> _Work required_:
In the data below, locate each line with the word "Time" and list it.

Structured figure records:
-=-=-=-=-

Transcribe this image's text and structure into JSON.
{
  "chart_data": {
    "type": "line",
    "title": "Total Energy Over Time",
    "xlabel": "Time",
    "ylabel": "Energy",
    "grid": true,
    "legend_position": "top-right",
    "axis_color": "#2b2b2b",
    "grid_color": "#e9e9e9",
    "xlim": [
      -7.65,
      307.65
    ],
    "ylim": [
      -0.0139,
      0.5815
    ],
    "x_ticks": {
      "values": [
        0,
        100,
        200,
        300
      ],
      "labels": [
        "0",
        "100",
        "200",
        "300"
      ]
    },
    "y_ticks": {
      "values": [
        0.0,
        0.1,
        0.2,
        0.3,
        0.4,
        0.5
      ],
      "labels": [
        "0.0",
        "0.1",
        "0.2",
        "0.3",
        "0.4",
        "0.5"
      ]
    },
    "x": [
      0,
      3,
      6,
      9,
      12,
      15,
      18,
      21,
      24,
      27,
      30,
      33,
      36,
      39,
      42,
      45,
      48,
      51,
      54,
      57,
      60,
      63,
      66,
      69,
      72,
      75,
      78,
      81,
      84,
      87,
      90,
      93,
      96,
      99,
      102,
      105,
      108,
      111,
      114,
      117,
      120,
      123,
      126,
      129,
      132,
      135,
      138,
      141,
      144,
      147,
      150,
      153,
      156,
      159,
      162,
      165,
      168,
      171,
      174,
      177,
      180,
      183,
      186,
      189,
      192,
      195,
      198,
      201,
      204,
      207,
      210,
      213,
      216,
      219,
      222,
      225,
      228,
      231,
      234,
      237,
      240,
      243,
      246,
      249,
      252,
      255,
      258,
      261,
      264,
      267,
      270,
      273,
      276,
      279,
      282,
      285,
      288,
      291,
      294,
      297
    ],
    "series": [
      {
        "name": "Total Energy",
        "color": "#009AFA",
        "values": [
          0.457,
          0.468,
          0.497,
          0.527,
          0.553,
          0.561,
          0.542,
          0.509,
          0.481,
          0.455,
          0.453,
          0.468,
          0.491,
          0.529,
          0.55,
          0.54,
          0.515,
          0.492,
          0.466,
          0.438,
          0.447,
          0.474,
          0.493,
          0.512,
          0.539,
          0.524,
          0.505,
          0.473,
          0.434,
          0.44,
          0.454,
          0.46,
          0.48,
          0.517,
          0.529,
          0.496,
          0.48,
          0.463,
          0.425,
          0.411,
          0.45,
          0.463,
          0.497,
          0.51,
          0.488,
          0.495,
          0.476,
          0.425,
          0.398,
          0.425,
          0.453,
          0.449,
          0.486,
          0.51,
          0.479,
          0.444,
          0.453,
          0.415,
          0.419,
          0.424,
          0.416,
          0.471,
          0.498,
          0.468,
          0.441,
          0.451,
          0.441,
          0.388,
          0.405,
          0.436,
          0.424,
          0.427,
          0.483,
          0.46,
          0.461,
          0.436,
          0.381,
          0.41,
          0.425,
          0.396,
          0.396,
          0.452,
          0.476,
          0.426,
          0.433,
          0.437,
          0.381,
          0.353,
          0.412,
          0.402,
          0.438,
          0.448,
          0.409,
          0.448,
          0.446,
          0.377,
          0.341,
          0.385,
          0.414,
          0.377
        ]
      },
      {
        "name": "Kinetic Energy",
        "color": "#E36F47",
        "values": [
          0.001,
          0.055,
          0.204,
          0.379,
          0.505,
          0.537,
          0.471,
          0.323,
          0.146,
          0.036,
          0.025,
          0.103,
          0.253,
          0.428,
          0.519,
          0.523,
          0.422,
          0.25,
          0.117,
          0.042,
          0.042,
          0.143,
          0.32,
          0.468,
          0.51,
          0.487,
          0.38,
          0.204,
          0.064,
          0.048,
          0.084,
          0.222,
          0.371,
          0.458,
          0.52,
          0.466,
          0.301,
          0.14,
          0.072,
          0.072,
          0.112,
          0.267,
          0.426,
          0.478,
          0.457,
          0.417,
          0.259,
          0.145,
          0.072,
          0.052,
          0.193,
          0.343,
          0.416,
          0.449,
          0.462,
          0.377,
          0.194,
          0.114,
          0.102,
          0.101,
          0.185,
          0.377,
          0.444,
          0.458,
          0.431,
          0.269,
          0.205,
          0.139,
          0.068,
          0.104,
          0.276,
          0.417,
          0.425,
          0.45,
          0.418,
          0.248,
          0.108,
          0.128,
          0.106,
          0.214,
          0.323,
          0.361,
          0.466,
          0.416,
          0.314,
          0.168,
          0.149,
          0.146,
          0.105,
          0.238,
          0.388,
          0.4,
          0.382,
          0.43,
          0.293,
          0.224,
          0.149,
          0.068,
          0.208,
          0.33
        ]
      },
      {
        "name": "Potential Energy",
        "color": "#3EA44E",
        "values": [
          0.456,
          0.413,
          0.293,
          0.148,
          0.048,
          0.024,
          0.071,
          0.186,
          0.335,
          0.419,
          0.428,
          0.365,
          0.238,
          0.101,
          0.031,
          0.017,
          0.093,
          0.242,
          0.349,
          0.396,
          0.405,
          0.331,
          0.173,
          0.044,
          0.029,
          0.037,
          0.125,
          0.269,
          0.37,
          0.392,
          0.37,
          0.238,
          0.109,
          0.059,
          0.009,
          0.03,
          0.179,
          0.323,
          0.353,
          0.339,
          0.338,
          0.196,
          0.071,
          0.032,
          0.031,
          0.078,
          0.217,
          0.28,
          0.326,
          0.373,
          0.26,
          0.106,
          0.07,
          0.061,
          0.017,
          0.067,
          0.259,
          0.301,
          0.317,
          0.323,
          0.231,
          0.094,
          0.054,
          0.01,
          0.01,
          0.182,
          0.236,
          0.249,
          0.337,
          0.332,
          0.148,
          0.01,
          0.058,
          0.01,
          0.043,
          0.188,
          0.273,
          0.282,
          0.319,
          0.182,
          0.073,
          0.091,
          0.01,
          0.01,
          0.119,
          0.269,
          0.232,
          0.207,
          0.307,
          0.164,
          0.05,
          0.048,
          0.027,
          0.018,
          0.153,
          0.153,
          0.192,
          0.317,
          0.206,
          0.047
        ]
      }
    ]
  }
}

-=-=-=-=-

> _In response_:
    "title": "Total Energy Over Time",
    "xlabel": "Time",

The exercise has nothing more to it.